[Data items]
=-=-=

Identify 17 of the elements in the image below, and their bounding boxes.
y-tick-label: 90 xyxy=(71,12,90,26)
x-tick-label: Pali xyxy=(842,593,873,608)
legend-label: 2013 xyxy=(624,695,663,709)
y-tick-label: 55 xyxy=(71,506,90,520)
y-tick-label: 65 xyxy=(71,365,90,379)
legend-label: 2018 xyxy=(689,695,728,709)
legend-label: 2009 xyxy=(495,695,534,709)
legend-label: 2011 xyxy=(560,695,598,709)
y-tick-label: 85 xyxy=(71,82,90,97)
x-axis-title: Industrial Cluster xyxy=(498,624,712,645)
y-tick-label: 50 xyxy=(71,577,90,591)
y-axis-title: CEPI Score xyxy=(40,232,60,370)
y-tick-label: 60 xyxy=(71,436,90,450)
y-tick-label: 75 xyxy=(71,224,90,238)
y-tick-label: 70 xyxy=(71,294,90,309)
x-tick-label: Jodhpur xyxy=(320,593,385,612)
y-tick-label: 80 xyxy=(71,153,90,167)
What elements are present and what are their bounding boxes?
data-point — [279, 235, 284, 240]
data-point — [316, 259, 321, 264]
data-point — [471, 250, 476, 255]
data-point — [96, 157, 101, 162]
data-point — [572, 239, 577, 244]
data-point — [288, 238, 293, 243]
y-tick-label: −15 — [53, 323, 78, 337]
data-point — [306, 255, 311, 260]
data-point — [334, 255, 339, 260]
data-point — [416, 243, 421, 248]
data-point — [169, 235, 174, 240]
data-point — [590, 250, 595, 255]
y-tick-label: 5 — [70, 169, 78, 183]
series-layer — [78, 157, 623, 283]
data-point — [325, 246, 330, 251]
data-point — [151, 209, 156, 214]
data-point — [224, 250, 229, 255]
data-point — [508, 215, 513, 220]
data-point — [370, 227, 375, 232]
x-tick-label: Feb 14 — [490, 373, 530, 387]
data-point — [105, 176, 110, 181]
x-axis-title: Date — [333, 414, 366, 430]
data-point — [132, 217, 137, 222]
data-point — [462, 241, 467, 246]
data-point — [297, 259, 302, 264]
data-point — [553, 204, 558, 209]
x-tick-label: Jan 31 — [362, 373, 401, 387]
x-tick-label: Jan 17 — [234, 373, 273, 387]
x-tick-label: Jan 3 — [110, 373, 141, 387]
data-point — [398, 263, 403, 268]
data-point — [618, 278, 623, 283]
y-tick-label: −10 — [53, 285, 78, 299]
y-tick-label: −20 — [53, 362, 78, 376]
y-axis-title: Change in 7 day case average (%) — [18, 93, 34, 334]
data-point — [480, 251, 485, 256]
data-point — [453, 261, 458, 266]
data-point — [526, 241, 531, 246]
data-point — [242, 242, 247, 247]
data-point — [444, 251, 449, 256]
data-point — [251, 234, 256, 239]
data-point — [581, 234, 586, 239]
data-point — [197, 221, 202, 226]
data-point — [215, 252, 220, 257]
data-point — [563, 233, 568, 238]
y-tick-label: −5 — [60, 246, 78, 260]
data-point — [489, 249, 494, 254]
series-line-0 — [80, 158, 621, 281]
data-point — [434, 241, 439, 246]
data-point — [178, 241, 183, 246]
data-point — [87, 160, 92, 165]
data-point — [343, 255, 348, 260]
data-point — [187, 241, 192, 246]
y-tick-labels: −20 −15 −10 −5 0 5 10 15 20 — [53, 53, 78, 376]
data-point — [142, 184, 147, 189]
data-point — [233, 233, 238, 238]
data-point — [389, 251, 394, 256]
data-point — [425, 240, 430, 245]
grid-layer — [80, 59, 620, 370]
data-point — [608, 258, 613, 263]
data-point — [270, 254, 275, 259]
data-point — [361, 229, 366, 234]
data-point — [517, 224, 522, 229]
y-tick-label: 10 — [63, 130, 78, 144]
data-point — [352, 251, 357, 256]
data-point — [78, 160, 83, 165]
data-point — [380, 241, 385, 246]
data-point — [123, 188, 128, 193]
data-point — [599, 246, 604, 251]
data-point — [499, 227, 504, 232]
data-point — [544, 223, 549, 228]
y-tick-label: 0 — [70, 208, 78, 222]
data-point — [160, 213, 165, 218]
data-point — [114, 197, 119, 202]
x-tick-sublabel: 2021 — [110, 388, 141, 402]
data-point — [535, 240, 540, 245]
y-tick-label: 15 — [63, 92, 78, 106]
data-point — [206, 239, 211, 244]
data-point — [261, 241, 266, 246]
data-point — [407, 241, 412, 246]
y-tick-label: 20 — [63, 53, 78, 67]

=-=-=

[Instruction] Copy out, unchanged, the lines from the start of the data items through the line containing "legend-label: 2018 xyxy=(689,695,728,709)", including both of them.

[Solution below]
Identify 17 of the elements in the image below, and their bounding boxes.
y-tick-label: 90 xyxy=(71,12,90,26)
x-tick-label: Pali xyxy=(842,593,873,608)
legend-label: 2013 xyxy=(624,695,663,709)
y-tick-label: 55 xyxy=(71,506,90,520)
y-tick-label: 65 xyxy=(71,365,90,379)
legend-label: 2018 xyxy=(689,695,728,709)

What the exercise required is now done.